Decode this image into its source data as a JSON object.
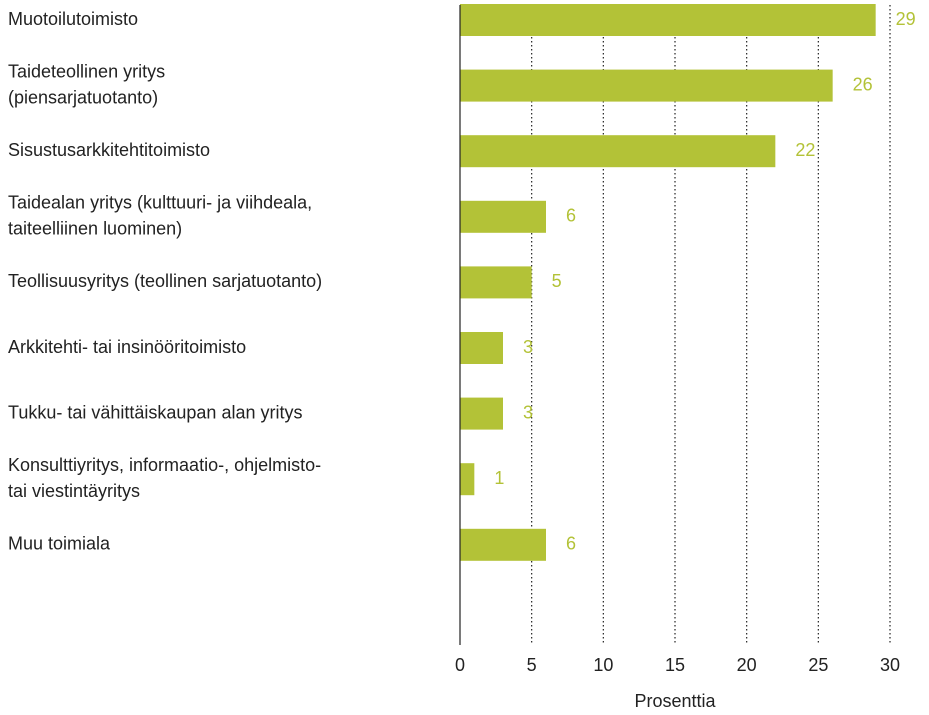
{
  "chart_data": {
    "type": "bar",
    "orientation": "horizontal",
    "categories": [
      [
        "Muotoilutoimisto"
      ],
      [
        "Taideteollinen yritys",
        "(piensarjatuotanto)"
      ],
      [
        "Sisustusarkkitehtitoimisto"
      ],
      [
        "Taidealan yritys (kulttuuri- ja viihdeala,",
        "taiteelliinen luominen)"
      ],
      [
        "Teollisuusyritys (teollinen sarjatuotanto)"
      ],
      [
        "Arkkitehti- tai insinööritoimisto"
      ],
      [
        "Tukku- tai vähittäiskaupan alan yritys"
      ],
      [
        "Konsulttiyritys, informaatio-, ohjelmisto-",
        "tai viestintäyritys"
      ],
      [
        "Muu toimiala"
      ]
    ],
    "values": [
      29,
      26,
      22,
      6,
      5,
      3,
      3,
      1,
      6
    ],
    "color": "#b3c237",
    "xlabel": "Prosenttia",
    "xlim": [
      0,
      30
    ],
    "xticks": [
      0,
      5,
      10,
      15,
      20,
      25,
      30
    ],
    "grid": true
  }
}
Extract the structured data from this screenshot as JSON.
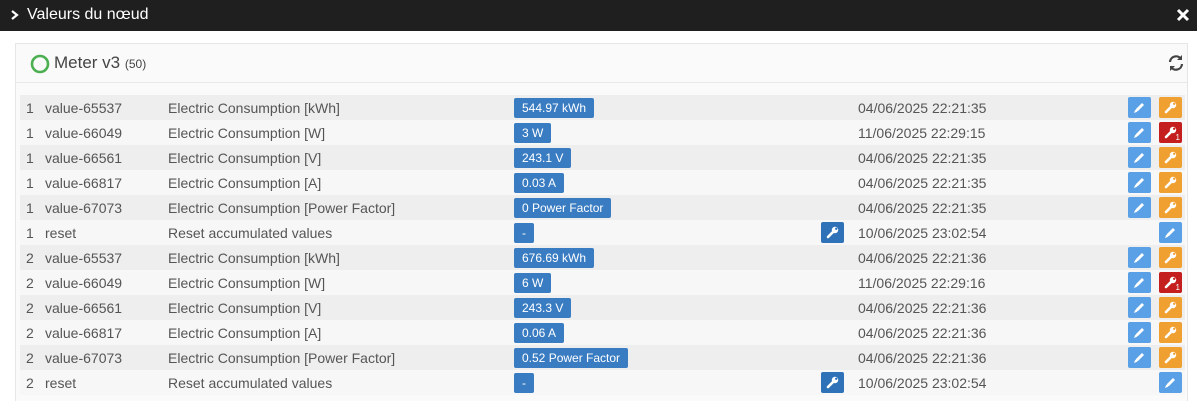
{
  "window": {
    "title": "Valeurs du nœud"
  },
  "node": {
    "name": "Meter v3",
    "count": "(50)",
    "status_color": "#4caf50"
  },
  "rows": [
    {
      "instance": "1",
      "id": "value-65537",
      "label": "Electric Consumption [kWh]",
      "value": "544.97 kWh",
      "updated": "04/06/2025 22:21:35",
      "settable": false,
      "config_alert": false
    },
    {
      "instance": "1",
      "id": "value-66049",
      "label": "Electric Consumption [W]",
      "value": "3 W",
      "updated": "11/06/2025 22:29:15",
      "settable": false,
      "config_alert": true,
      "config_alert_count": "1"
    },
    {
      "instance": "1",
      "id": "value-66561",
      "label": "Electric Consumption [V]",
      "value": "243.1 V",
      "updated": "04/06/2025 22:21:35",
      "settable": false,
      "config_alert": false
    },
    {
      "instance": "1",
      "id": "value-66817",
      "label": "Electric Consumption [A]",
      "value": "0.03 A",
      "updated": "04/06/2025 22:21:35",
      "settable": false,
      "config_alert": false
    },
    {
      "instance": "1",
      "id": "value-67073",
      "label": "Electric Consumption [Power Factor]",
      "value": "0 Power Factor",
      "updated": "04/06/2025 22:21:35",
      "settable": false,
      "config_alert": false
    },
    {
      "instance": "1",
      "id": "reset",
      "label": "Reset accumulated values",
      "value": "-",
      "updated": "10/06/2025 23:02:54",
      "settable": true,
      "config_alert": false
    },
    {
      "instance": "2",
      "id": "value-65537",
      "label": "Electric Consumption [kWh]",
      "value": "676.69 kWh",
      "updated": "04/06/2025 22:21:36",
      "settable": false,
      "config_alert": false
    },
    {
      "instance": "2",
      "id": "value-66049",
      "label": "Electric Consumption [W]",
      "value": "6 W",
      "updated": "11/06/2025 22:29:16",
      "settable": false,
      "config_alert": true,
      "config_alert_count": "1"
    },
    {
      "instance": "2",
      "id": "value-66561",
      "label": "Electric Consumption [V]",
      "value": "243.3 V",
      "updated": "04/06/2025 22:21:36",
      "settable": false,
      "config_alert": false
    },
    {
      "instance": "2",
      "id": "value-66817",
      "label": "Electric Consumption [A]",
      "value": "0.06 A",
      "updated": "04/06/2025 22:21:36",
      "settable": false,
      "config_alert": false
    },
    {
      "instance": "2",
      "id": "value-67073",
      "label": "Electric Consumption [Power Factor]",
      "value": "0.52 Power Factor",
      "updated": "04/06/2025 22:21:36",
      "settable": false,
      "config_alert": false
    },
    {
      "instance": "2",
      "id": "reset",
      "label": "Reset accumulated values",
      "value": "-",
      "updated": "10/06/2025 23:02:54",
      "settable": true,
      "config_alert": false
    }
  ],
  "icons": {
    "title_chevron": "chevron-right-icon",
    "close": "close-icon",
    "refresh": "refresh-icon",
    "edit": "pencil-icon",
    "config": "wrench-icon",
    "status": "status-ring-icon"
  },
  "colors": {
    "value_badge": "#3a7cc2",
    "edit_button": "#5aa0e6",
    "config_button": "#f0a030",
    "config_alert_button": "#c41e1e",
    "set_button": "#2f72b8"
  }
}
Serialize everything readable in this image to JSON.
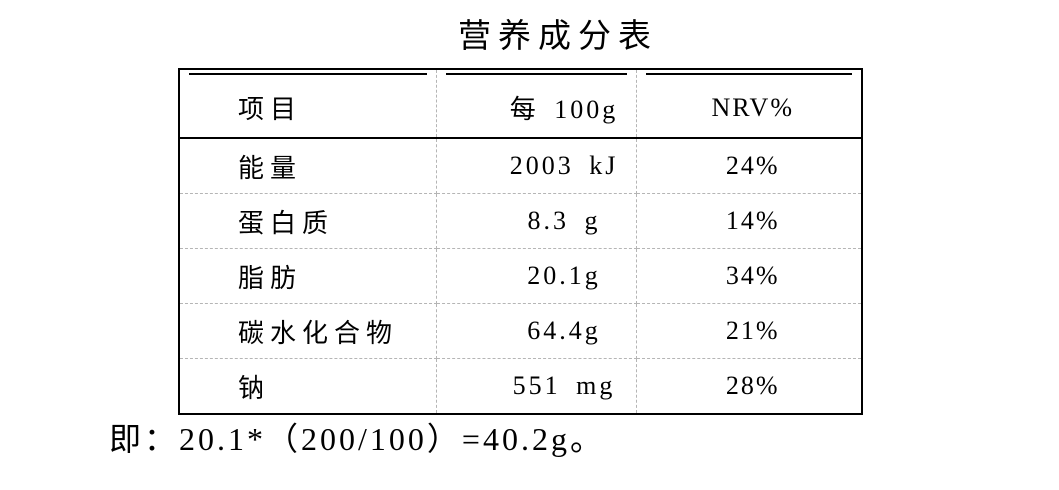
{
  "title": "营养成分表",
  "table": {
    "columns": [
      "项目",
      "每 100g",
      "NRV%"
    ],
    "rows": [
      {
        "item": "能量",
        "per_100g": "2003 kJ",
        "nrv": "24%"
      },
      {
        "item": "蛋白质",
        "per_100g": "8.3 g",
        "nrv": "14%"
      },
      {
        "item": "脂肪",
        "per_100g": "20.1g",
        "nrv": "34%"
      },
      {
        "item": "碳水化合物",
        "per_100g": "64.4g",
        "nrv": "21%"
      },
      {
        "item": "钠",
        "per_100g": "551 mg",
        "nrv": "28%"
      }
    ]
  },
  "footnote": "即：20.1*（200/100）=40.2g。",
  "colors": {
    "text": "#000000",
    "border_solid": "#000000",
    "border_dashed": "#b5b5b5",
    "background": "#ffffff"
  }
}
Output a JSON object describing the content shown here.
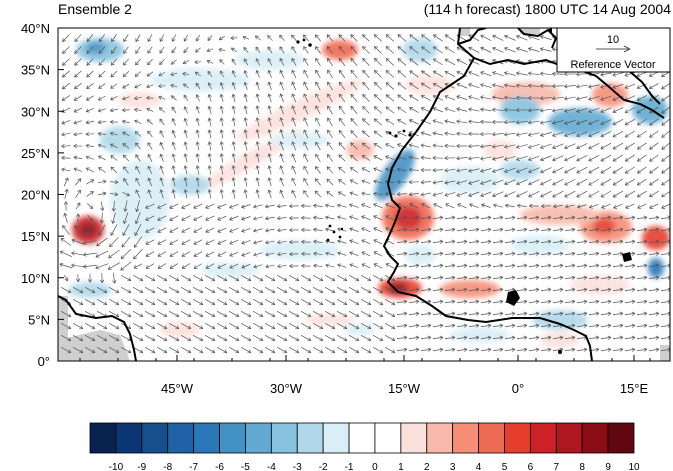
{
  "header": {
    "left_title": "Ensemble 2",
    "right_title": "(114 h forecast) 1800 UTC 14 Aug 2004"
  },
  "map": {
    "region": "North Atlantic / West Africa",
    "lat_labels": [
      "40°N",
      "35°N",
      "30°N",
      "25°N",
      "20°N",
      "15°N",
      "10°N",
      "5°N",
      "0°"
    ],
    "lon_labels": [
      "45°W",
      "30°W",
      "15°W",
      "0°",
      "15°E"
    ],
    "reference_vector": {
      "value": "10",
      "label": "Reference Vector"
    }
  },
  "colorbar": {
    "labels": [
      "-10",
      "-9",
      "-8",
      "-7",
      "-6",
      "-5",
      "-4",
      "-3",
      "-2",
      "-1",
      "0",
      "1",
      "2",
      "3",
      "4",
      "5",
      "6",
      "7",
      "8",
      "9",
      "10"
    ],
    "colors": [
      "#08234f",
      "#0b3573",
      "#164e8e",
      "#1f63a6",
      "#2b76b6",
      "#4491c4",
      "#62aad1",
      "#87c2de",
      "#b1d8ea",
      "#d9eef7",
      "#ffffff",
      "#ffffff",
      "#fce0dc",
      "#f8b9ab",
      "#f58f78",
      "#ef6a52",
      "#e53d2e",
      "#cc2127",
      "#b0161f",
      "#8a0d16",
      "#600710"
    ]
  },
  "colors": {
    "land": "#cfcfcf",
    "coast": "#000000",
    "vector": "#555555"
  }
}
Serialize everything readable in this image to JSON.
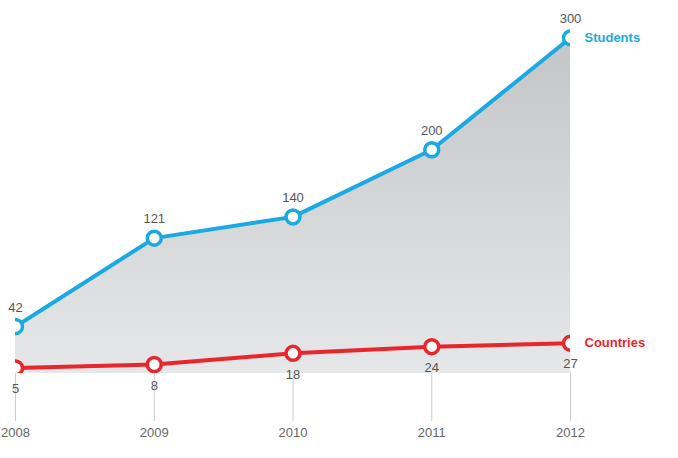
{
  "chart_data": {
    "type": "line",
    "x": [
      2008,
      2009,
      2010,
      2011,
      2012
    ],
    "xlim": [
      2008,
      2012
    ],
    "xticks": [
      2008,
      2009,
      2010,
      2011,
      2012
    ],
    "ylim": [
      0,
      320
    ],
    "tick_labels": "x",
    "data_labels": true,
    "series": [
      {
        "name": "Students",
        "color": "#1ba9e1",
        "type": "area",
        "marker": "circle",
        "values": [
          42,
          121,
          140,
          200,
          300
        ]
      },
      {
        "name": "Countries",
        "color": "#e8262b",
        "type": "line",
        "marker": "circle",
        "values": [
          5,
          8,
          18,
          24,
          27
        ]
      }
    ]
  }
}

==*==

Do this → Skip the pictures, then retype every line above exactly.

Response to the task →
Decode this image into its source data as a JSON object.
{
  "chart_data": {
    "type": "bar",
    "orientation": "horizontal",
    "categories": [
      [
        "Muotoilutoimisto"
      ],
      [
        "Taideteollinen yritys",
        "(piensarjatuotanto)"
      ],
      [
        "Sisustusarkkitehtitoimisto"
      ],
      [
        "Taidealan yritys (kulttuuri- ja viihdeala,",
        "taiteelliinen luominen)"
      ],
      [
        "Teollisuusyritys (teollinen sarjatuotanto)"
      ],
      [
        "Arkkitehti- tai insinööritoimisto"
      ],
      [
        "Tukku- tai vähittäiskaupan alan yritys"
      ],
      [
        "Konsulttiyritys, informaatio-, ohjelmisto-",
        "tai viestintäyritys"
      ],
      [
        "Muu toimiala"
      ]
    ],
    "values": [
      29,
      26,
      22,
      6,
      5,
      3,
      3,
      1,
      6
    ],
    "color": "#b3c237",
    "xlabel": "Prosenttia",
    "xlim": [
      0,
      30
    ],
    "xticks": [
      0,
      5,
      10,
      15,
      20,
      25,
      30
    ],
    "grid": true
  }
}
Extract the structured data from this screenshot as JSON.
{
  "window": {
    "title": "Valeurs du nœud"
  },
  "node": {
    "name": "Meter v3",
    "count": "(50)",
    "status_color": "#4caf50"
  },
  "rows": [
    {
      "instance": "1",
      "id": "value-65537",
      "label": "Electric Consumption [kWh]",
      "value": "544.97 kWh",
      "updated": "04/06/2025 22:21:35",
      "settable": false,
      "config_alert": false
    },
    {
      "instance": "1",
      "id": "value-66049",
      "label": "Electric Consumption [W]",
      "value": "3 W",
      "updated": "11/06/2025 22:29:15",
      "settable": false,
      "config_alert": true,
      "config_alert_count": "1"
    },
    {
      "instance": "1",
      "id": "value-66561",
      "label": "Electric Consumption [V]",
      "value": "243.1 V",
      "updated": "04/06/2025 22:21:35",
      "settable": false,
      "config_alert": false
    },
    {
      "instance": "1",
      "id": "value-66817",
      "label": "Electric Consumption [A]",
      "value": "0.03 A",
      "updated": "04/06/2025 22:21:35",
      "settable": false,
      "config_alert": false
    },
    {
      "instance": "1",
      "id": "value-67073",
      "label": "Electric Consumption [Power Factor]",
      "value": "0 Power Factor",
      "updated": "04/06/2025 22:21:35",
      "settable": false,
      "config_alert": false
    },
    {
      "instance": "1",
      "id": "reset",
      "label": "Reset accumulated values",
      "value": "-",
      "updated": "10/06/2025 23:02:54",
      "settable": true,
      "config_alert": false
    },
    {
      "instance": "2",
      "id": "value-65537",
      "label": "Electric Consumption [kWh]",
      "value": "676.69 kWh",
      "updated": "04/06/2025 22:21:36",
      "settable": false,
      "config_alert": false
    },
    {
      "instance": "2",
      "id": "value-66049",
      "label": "Electric Consumption [W]",
      "value": "6 W",
      "updated": "11/06/2025 22:29:16",
      "settable": false,
      "config_alert": true,
      "config_alert_count": "1"
    },
    {
      "instance": "2",
      "id": "value-66561",
      "label": "Electric Consumption [V]",
      "value": "243.3 V",
      "updated": "04/06/2025 22:21:36",
      "settable": false,
      "config_alert": false
    },
    {
      "instance": "2",
      "id": "value-66817",
      "label": "Electric Consumption [A]",
      "value": "0.06 A",
      "updated": "04/06/2025 22:21:36",
      "settable": false,
      "config_alert": false
    },
    {
      "instance": "2",
      "id": "value-67073",
      "label": "Electric Consumption [Power Factor]",
      "value": "0.52 Power Factor",
      "updated": "04/06/2025 22:21:36",
      "settable": false,
      "config_alert": false
    },
    {
      "instance": "2",
      "id": "reset",
      "label": "Reset accumulated values",
      "value": "-",
      "updated": "10/06/2025 23:02:54",
      "settable": true,
      "config_alert": false
    }
  ],
  "icons": {
    "title_chevron": "chevron-right-icon",
    "close": "close-icon",
    "refresh": "refresh-icon",
    "edit": "pencil-icon",
    "config": "wrench-icon",
    "status": "status-ring-icon"
  },
  "colors": {
    "value_badge": "#3a7cc2",
    "edit_button": "#5aa0e6",
    "config_button": "#f0a030",
    "config_alert_button": "#c41e1e",
    "set_button": "#2f72b8"
  }
}
Serialize everything readable in this image to JSON.
{
  "title": "营养成分表",
  "table": {
    "columns": [
      "项目",
      "每 100g",
      "NRV%"
    ],
    "rows": [
      {
        "item": "能量",
        "per_100g": "2003 kJ",
        "nrv": "24%"
      },
      {
        "item": "蛋白质",
        "per_100g": "8.3 g",
        "nrv": "14%"
      },
      {
        "item": "脂肪",
        "per_100g": "20.1g",
        "nrv": "34%"
      },
      {
        "item": "碳水化合物",
        "per_100g": "64.4g",
        "nrv": "21%"
      },
      {
        "item": "钠",
        "per_100g": "551 mg",
        "nrv": "28%"
      }
    ]
  },
  "footnote": "即：20.1*（200/100）=40.2g。",
  "colors": {
    "text": "#000000",
    "border_solid": "#000000",
    "border_dashed": "#b5b5b5",
    "background": "#ffffff"
  }
}
Output a JSON object describing the content shown here.
{
  "header": {
    "left_title": "Ensemble 2",
    "right_title": "(114 h forecast) 1800 UTC 14 Aug 2004"
  },
  "map": {
    "region": "North Atlantic / West Africa",
    "lat_labels": [
      "40°N",
      "35°N",
      "30°N",
      "25°N",
      "20°N",
      "15°N",
      "10°N",
      "5°N",
      "0°"
    ],
    "lon_labels": [
      "45°W",
      "30°W",
      "15°W",
      "0°",
      "15°E"
    ],
    "reference_vector": {
      "value": "10",
      "label": "Reference Vector"
    }
  },
  "colorbar": {
    "labels": [
      "-10",
      "-9",
      "-8",
      "-7",
      "-6",
      "-5",
      "-4",
      "-3",
      "-2",
      "-1",
      "0",
      "1",
      "2",
      "3",
      "4",
      "5",
      "6",
      "7",
      "8",
      "9",
      "10"
    ],
    "colors": [
      "#08234f",
      "#0b3573",
      "#164e8e",
      "#1f63a6",
      "#2b76b6",
      "#4491c4",
      "#62aad1",
      "#87c2de",
      "#b1d8ea",
      "#d9eef7",
      "#ffffff",
      "#ffffff",
      "#fce0dc",
      "#f8b9ab",
      "#f58f78",
      "#ef6a52",
      "#e53d2e",
      "#cc2127",
      "#b0161f",
      "#8a0d16",
      "#600710"
    ]
  },
  "colors": {
    "land": "#cfcfcf",
    "coast": "#000000",
    "vector": "#555555"
  }
}
Serialize everything readable in this image to JSON.
{
  "chart_data": {
    "type": "line",
    "x": [
      2008,
      2009,
      2010,
      2011,
      2012
    ],
    "xlim": [
      2008,
      2012
    ],
    "xticks": [
      2008,
      2009,
      2010,
      2011,
      2012
    ],
    "ylim": [
      0,
      320
    ],
    "tick_labels": "x",
    "data_labels": true,
    "series": [
      {
        "name": "Students",
        "color": "#1ba9e1",
        "type": "area",
        "marker": "circle",
        "values": [
          42,
          121,
          140,
          200,
          300
        ]
      },
      {
        "name": "Countries",
        "color": "#e8262b",
        "type": "line",
        "marker": "circle",
        "values": [
          5,
          8,
          18,
          24,
          27
        ]
      }
    ]
  }
}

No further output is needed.